◆ **Exercise brief**
Retype the lines from the one containing "Where is each" through the one containing "I need the location", including both of those lines.

◆ **Supplied material**

━━━━

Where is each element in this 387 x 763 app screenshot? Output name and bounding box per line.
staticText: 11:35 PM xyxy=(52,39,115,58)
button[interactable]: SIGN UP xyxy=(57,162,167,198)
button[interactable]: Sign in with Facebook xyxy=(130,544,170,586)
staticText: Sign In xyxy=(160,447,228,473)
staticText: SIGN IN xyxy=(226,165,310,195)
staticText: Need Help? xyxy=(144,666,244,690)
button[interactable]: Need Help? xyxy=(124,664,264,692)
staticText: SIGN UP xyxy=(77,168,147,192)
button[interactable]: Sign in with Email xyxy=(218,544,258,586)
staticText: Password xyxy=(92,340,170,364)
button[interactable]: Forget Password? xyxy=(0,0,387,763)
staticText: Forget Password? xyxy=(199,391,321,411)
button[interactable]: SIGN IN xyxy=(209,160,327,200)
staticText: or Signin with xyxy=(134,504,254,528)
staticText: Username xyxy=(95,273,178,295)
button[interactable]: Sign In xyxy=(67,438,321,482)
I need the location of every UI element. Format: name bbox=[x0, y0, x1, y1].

━━━━

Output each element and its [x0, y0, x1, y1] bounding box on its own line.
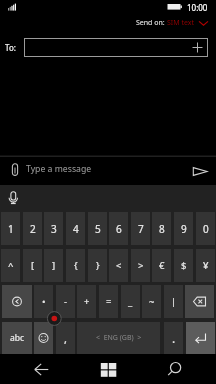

━━━━

◆ **Solution for this task**
Where is each element in this 387 x 763 app screenshot? Output name and bounding box per line.
staticText: 11:35 PM xyxy=(52,39,115,58)
button[interactable]: SIGN UP xyxy=(57,162,167,198)
button[interactable]: Sign in with Facebook xyxy=(130,544,170,586)
staticText: Sign In xyxy=(160,447,228,473)
staticText: SIGN IN xyxy=(226,165,310,195)
staticText: Need Help? xyxy=(144,666,244,690)
button[interactable]: Need Help? xyxy=(124,664,264,692)
staticText: SIGN UP xyxy=(77,168,147,192)
button[interactable]: Sign in with Email xyxy=(218,544,258,586)
staticText: Password xyxy=(92,340,170,364)
button[interactable]: Forget Password? xyxy=(0,0,387,763)
staticText: Forget Password? xyxy=(199,391,321,411)
button[interactable]: SIGN IN xyxy=(209,160,327,200)
staticText: or Signin with xyxy=(134,504,254,528)
staticText: Username xyxy=(95,273,178,295)
button[interactable]: Sign In xyxy=(67,438,321,482)
I need the location of every UI element. Format: name bbox=[x0, y0, x1, y1].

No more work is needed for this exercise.